Written exercise: Select the lines below containing the word "name".

◆ ◆ ◆

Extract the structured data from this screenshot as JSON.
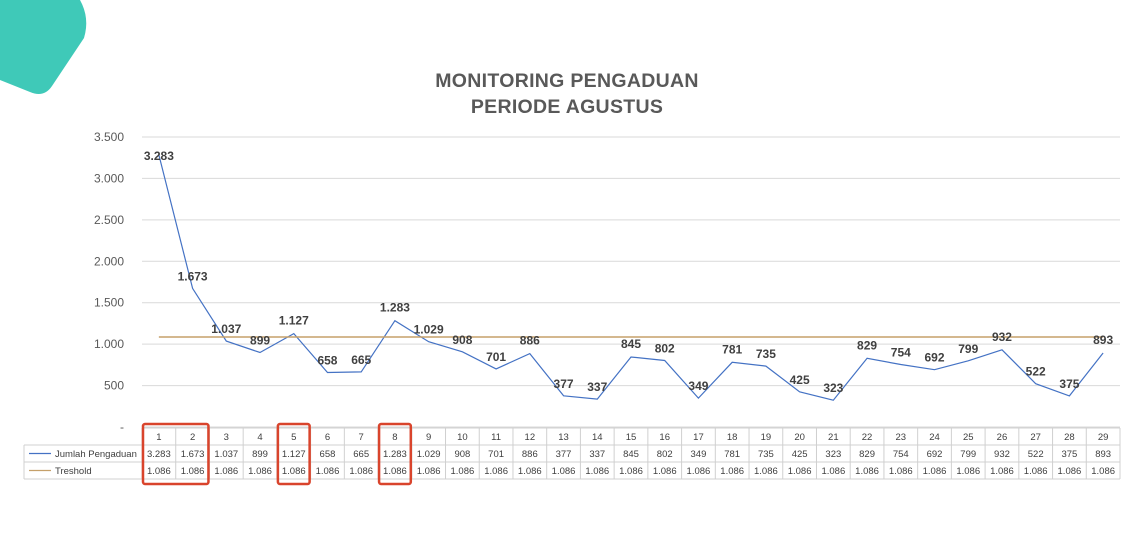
{
  "chart_data": {
    "type": "line",
    "title": "MONITORING PENGADUAN",
    "subtitle": "PERIODE AGUSTUS",
    "categories": [
      "1",
      "2",
      "3",
      "4",
      "5",
      "6",
      "7",
      "8",
      "9",
      "10",
      "11",
      "12",
      "13",
      "14",
      "15",
      "16",
      "17",
      "18",
      "19",
      "20",
      "21",
      "22",
      "23",
      "24",
      "25",
      "26",
      "27",
      "28",
      "29"
    ],
    "series": [
      {
        "name": "Jumlah Pengaduan",
        "color": "#4472C4",
        "values": [
          3283,
          1673,
          1037,
          899,
          1127,
          658,
          665,
          1283,
          1029,
          908,
          701,
          886,
          377,
          337,
          845,
          802,
          349,
          781,
          735,
          425,
          323,
          829,
          754,
          692,
          799,
          932,
          522,
          375,
          893
        ],
        "labels": [
          "3.283",
          "1.673",
          "1.037",
          "899",
          "1.127",
          "658",
          "665",
          "1.283",
          "1.029",
          "908",
          "701",
          "886",
          "377",
          "337",
          "845",
          "802",
          "349",
          "781",
          "735",
          "425",
          "323",
          "829",
          "754",
          "692",
          "799",
          "932",
          "522",
          "375",
          "893"
        ]
      },
      {
        "name": "Treshold",
        "color": "#C5A06A",
        "values": [
          1086,
          1086,
          1086,
          1086,
          1086,
          1086,
          1086,
          1086,
          1086,
          1086,
          1086,
          1086,
          1086,
          1086,
          1086,
          1086,
          1086,
          1086,
          1086,
          1086,
          1086,
          1086,
          1086,
          1086,
          1086,
          1086,
          1086,
          1086,
          1086
        ],
        "labels": [
          "1.086",
          "1.086",
          "1.086",
          "1.086",
          "1.086",
          "1.086",
          "1.086",
          "1.086",
          "1.086",
          "1.086",
          "1.086",
          "1.086",
          "1.086",
          "1.086",
          "1.086",
          "1.086",
          "1.086",
          "1.086",
          "1.086",
          "1.086",
          "1.086",
          "1.086",
          "1.086",
          "1.086",
          "1.086",
          "1.086",
          "1.086",
          "1.086",
          "1.086"
        ]
      }
    ],
    "y_ticks": [
      0,
      500,
      1000,
      1500,
      2000,
      2500,
      3000,
      3500
    ],
    "y_tick_labels": [
      "-",
      "500",
      "1.000",
      "1.500",
      "2.000",
      "2.500",
      "3.000",
      "3.500"
    ],
    "ylim": [
      0,
      3500
    ],
    "grid": true,
    "legend": "data-table",
    "highlighted_categories": [
      [
        "1",
        "2"
      ],
      [
        "5"
      ],
      [
        "8"
      ]
    ],
    "highlight_color": "#D9442C"
  },
  "decor": {
    "accent_color": "#3FC9B8"
  }
}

◆ ◆ ◆

Reply to the exercise:
        "name": "Jumlah Pengaduan",
        "name": "Treshold",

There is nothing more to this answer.